Say how many lines include the word "this". Reply with nothing but the number.

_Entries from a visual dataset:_
::::::::
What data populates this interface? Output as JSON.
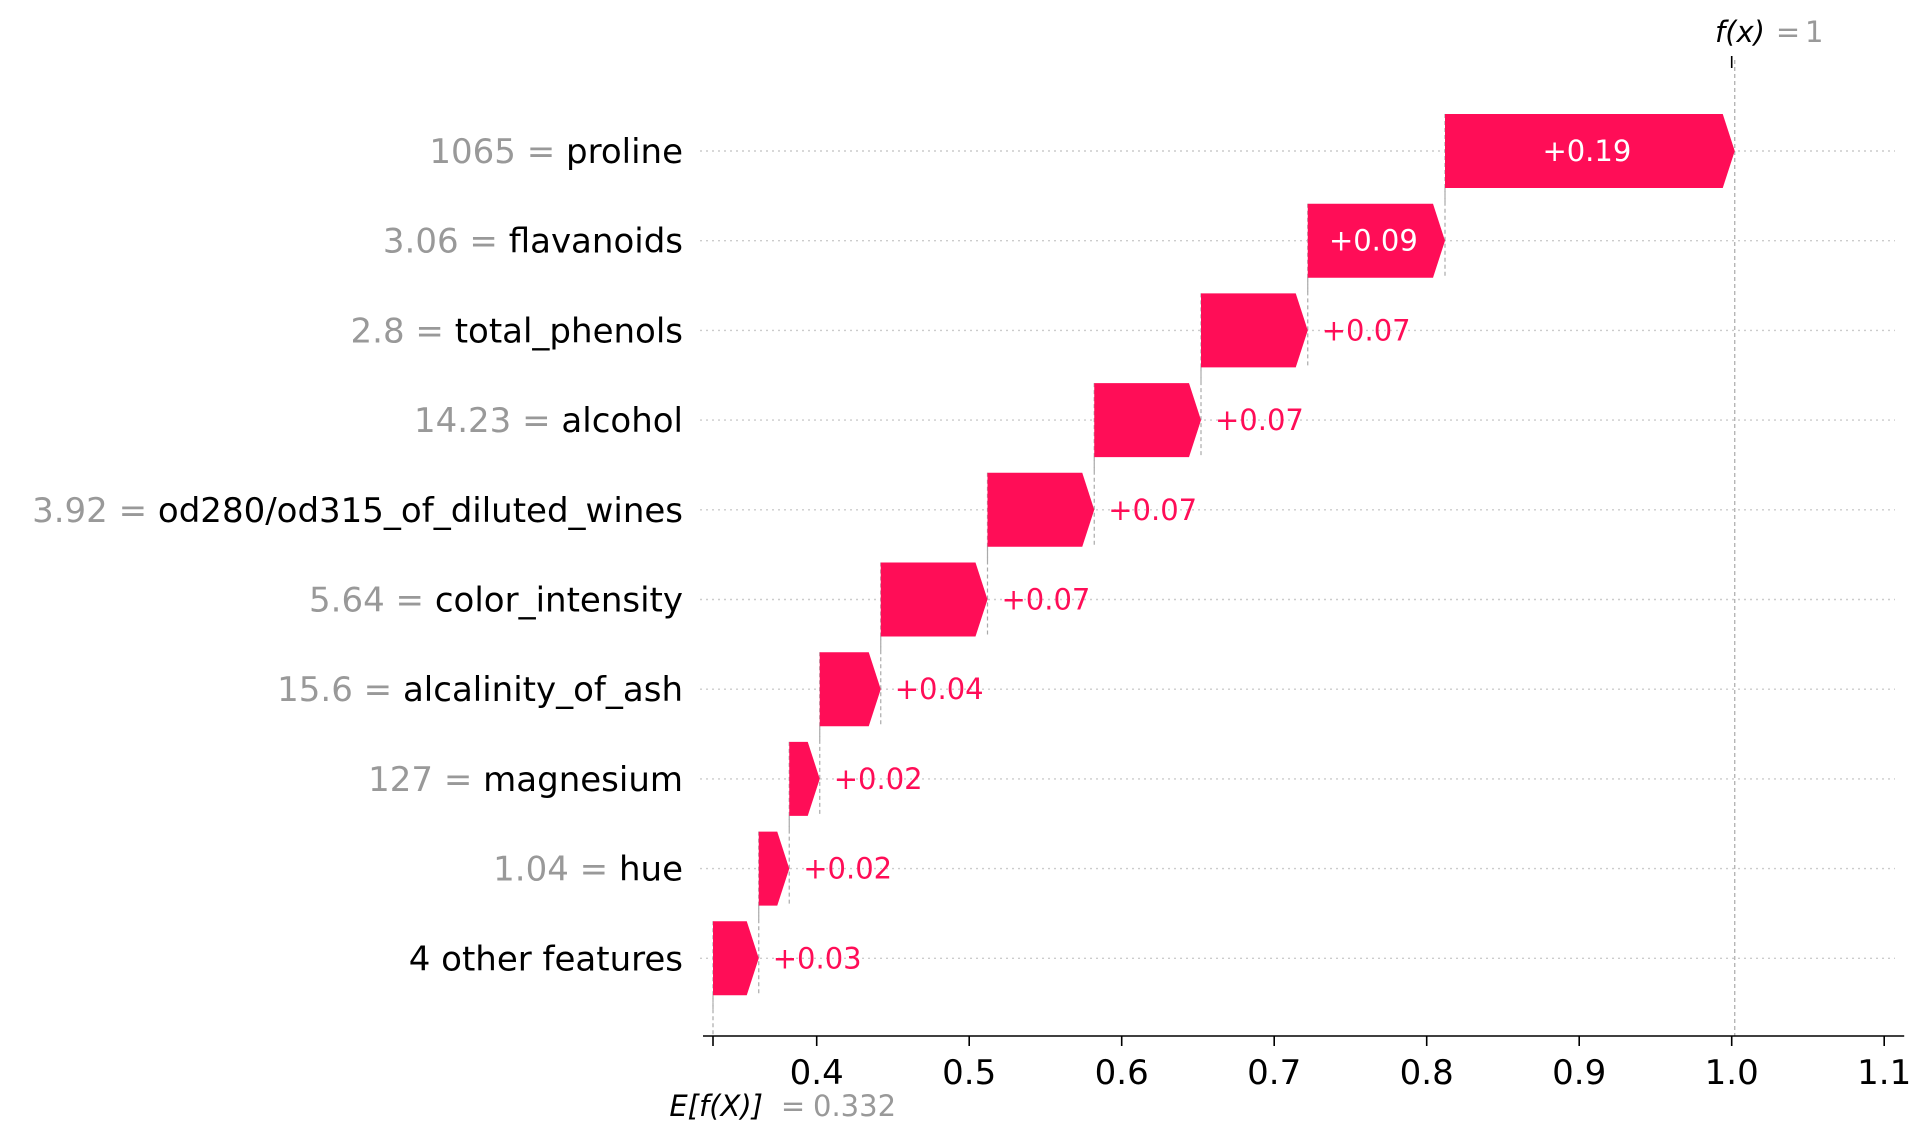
{
  "chart_data": {
    "type": "waterfall",
    "base_value": 0.332,
    "final_value": 1,
    "fx_label_name": "f(x)",
    "fx_label_value": "1",
    "ex_label_name": "E[f(X)]",
    "ex_label_value": "0.332",
    "xlim": [
      0.332,
      1.1
    ],
    "xticks": [
      0.4,
      0.5,
      0.6,
      0.7,
      0.8,
      0.9,
      1.0,
      1.1
    ],
    "xtick_labels": [
      "0.4",
      "0.5",
      "0.6",
      "0.7",
      "0.8",
      "0.9",
      "1.0",
      "1.1"
    ],
    "positive_color": "#ff0d57",
    "grid_color": "#cccccc",
    "features": [
      {
        "value": "1065",
        "name": "proline",
        "contribution": 0.19,
        "label": "+0.19"
      },
      {
        "value": "3.06",
        "name": "flavanoids",
        "contribution": 0.09,
        "label": "+0.09"
      },
      {
        "value": "2.8",
        "name": "total_phenols",
        "contribution": 0.07,
        "label": "+0.07"
      },
      {
        "value": "14.23",
        "name": "alcohol",
        "contribution": 0.07,
        "label": "+0.07"
      },
      {
        "value": "3.92",
        "name": "od280/od315_of_diluted_wines",
        "contribution": 0.07,
        "label": "+0.07"
      },
      {
        "value": "5.64",
        "name": "color_intensity",
        "contribution": 0.07,
        "label": "+0.07"
      },
      {
        "value": "15.6",
        "name": "alcalinity_of_ash",
        "contribution": 0.04,
        "label": "+0.04"
      },
      {
        "value": "127",
        "name": "magnesium",
        "contribution": 0.02,
        "label": "+0.02"
      },
      {
        "value": "1.04",
        "name": "hue",
        "contribution": 0.02,
        "label": "+0.02"
      },
      {
        "value": "",
        "name": "4 other features",
        "contribution": 0.03,
        "label": "+0.03"
      }
    ]
  }
}
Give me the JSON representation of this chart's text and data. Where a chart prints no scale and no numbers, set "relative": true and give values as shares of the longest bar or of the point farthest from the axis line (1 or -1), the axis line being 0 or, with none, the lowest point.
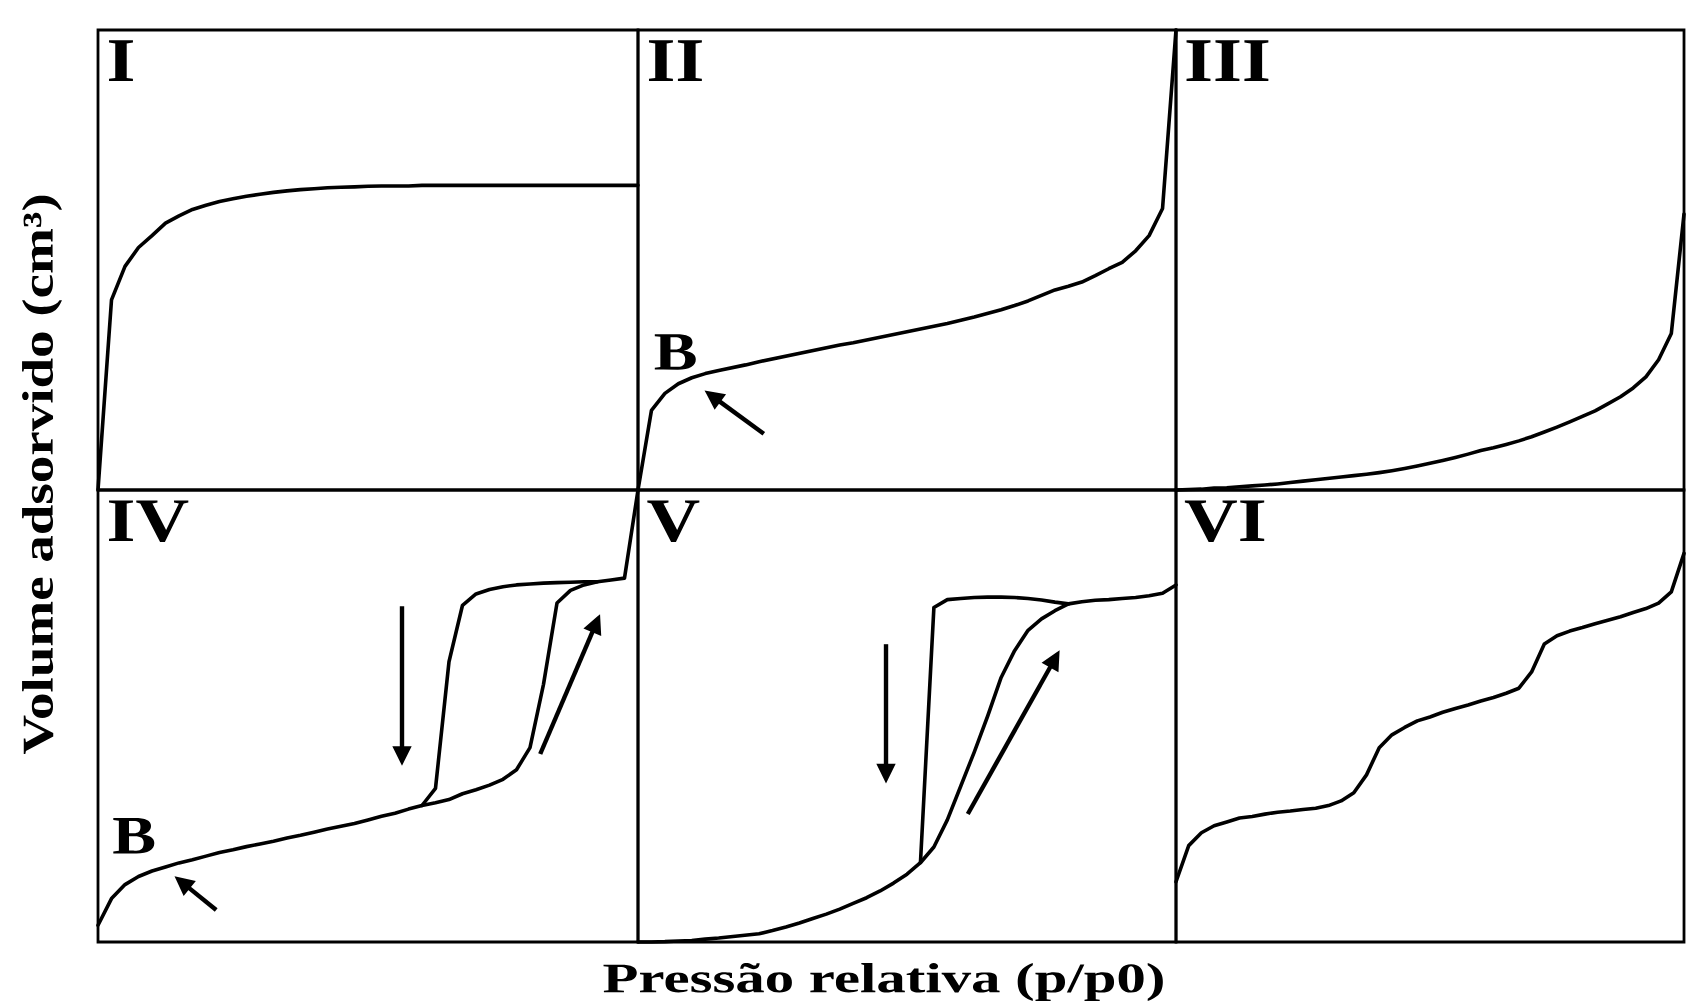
{
  "chart_data": [
    {
      "type": "line",
      "title": "I",
      "ylabel": "Volume adsorvido (cm³)",
      "relative": true,
      "categories": [
        null,
        null,
        null,
        null,
        null,
        null,
        null,
        null,
        null,
        null,
        null,
        null,
        null,
        null,
        null,
        null,
        null,
        null,
        null,
        null,
        null,
        null,
        null,
        null,
        null,
        null,
        null,
        null,
        null,
        null,
        null,
        null,
        null,
        null,
        null,
        null,
        null,
        null,
        null,
        null,
        null
      ],
      "series": [
        {
          "color": "#000000",
          "values": [
            0,
            0.624,
            0.734,
            0.796,
            0.835,
            0.876,
            0.9,
            0.921,
            0.935,
            0.947,
            0.956,
            0.964,
            0.971,
            0.977,
            0.982,
            0.986,
            0.989,
            0.992,
            0.994,
            0.995,
            0.997,
            0.998,
            0.998,
            0.998,
            1,
            1,
            1,
            1,
            1,
            1,
            1,
            1,
            1,
            1,
            1,
            1,
            1,
            1,
            1,
            1,
            1
          ]
        }
      ]
    },
    {
      "type": "line",
      "title": "II",
      "relative": true,
      "annotations": [
        "B"
      ],
      "categories": [
        null,
        null,
        null,
        null,
        null,
        null,
        null,
        null,
        null,
        null,
        null,
        null,
        null,
        null,
        null,
        null,
        null,
        null,
        null,
        null,
        null,
        null,
        null,
        null,
        null,
        null,
        null,
        null,
        null,
        null,
        null,
        null,
        null,
        null,
        null,
        null,
        null,
        null,
        null,
        null,
        null
      ],
      "series": [
        {
          "color": "#000000",
          "values": [
            0,
            0.173,
            0.21,
            0.231,
            0.244,
            0.253,
            0.26,
            0.266,
            0.272,
            0.279,
            0.285,
            0.291,
            0.297,
            0.303,
            0.309,
            0.315,
            0.32,
            0.326,
            0.332,
            0.338,
            0.344,
            0.35,
            0.356,
            0.362,
            0.369,
            0.376,
            0.384,
            0.392,
            0.401,
            0.411,
            0.423,
            0.435,
            0.443,
            0.452,
            0.466,
            0.481,
            0.495,
            0.52,
            0.553,
            0.612,
            1
          ]
        }
      ]
    },
    {
      "type": "line",
      "title": "III",
      "relative": true,
      "categories": [
        null,
        null,
        null,
        null,
        null,
        null,
        null,
        null,
        null,
        null,
        null,
        null,
        null,
        null,
        null,
        null,
        null,
        null,
        null,
        null,
        null,
        null,
        null,
        null,
        null,
        null,
        null,
        null,
        null,
        null,
        null,
        null,
        null,
        null,
        null,
        null,
        null,
        null,
        null,
        null,
        null
      ],
      "series": [
        {
          "color": "#000000",
          "values": [
            0,
            0.002,
            0.003,
            0.007,
            0.008,
            0.012,
            0.015,
            0.018,
            0.022,
            0.027,
            0.032,
            0.037,
            0.042,
            0.047,
            0.052,
            0.057,
            0.063,
            0.07,
            0.078,
            0.087,
            0.097,
            0.107,
            0.118,
            0.13,
            0.143,
            0.153,
            0.165,
            0.178,
            0.193,
            0.21,
            0.228,
            0.247,
            0.267,
            0.287,
            0.312,
            0.338,
            0.37,
            0.41,
            0.472,
            0.567,
            1
          ]
        }
      ]
    },
    {
      "type": "line",
      "title": "IV",
      "relative": true,
      "annotations": [
        "B"
      ],
      "categories": [
        null,
        null,
        null,
        null,
        null,
        null,
        null,
        null,
        null,
        null,
        null,
        null,
        null,
        null,
        null,
        null,
        null,
        null,
        null,
        null,
        null,
        null,
        null,
        null,
        null,
        null,
        null,
        null,
        null,
        null,
        null,
        null,
        null,
        null,
        null,
        null,
        null,
        null,
        null,
        null,
        null
      ],
      "series": [
        {
          "color": "#000000",
          "values": [
            0.037,
            0.096,
            0.127,
            0.145,
            0.157,
            0.166,
            0.175,
            0.182,
            0.19,
            0.198,
            0.204,
            0.211,
            0.217,
            0.223,
            0.23,
            0.236,
            0.243,
            0.25,
            0.256,
            0.262,
            0.27,
            0.278,
            0.285,
            0.294,
            0.302,
            0.308,
            0.315,
            0.328,
            0.337,
            0.347,
            0.36,
            0.381,
            0.43,
            0.57,
            0.75,
            0.778,
            0.79,
            0.797,
            0.801,
            0.805,
            1
          ]
        },
        {
          "color": "#000000",
          "values": [
            null,
            null,
            null,
            null,
            null,
            null,
            null,
            null,
            null,
            null,
            null,
            null,
            null,
            null,
            null,
            null,
            null,
            null,
            null,
            null,
            null,
            null,
            null,
            null,
            0.302,
            0.34,
            0.62,
            0.745,
            0.77,
            0.78,
            0.786,
            0.79,
            0.792,
            0.794,
            0.795,
            0.796,
            0.797,
            0.797,
            null,
            null,
            null
          ]
        }
      ]
    },
    {
      "type": "line",
      "title": "V",
      "xlabel": "Pressão relativa (p/p0)",
      "relative": true,
      "categories": [
        null,
        null,
        null,
        null,
        null,
        null,
        null,
        null,
        null,
        null,
        null,
        null,
        null,
        null,
        null,
        null,
        null,
        null,
        null,
        null,
        null,
        null,
        null,
        null,
        null,
        null,
        null,
        null,
        null,
        null,
        null,
        null,
        null,
        null,
        null,
        null,
        null,
        null,
        null,
        null,
        null
      ],
      "series": [
        {
          "color": "#000000",
          "values": [
            0,
            0,
            0.001,
            0.003,
            0.004,
            0.008,
            0.011,
            0.015,
            0.019,
            0.023,
            0.032,
            0.042,
            0.053,
            0.066,
            0.078,
            0.092,
            0.108,
            0.124,
            0.143,
            0.165,
            0.19,
            0.222,
            0.266,
            0.342,
            0.437,
            0.532,
            0.633,
            0.741,
            0.816,
            0.873,
            0.905,
            0.928,
            0.947,
            0.953,
            0.957,
            0.959,
            0.962,
            0.965,
            0.97,
            0.977,
            1
          ]
        },
        {
          "color": "#000000",
          "values": [
            null,
            null,
            null,
            null,
            null,
            null,
            null,
            null,
            null,
            null,
            null,
            null,
            null,
            null,
            null,
            null,
            null,
            null,
            null,
            null,
            null,
            0.222,
            0.937,
            0.959,
            0.962,
            0.965,
            0.966,
            0.966,
            0.965,
            0.962,
            0.958,
            0.952,
            0.947,
            null,
            null,
            null,
            null,
            null,
            null,
            null,
            null
          ]
        }
      ]
    },
    {
      "type": "line",
      "title": "VI",
      "relative": true,
      "categories": [
        null,
        null,
        null,
        null,
        null,
        null,
        null,
        null,
        null,
        null,
        null,
        null,
        null,
        null,
        null,
        null,
        null,
        null,
        null,
        null,
        null,
        null,
        null,
        null,
        null,
        null,
        null,
        null,
        null,
        null,
        null,
        null,
        null,
        null,
        null,
        null,
        null,
        null,
        null,
        null,
        null
      ],
      "series": [
        {
          "color": "#000000",
          "values": [
            0.155,
            0.248,
            0.281,
            0.299,
            0.309,
            0.319,
            0.323,
            0.329,
            0.334,
            0.337,
            0.341,
            0.344,
            0.351,
            0.363,
            0.384,
            0.43,
            0.5,
            0.533,
            0.552,
            0.569,
            0.579,
            0.591,
            0.601,
            0.61,
            0.62,
            0.629,
            0.64,
            0.653,
            0.695,
            0.767,
            0.788,
            0.8,
            0.809,
            0.819,
            0.828,
            0.837,
            0.848,
            0.858,
            0.872,
            0.901,
            1
          ]
        }
      ]
    }
  ]
}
::::::::
_IN RESPONSE:_ 2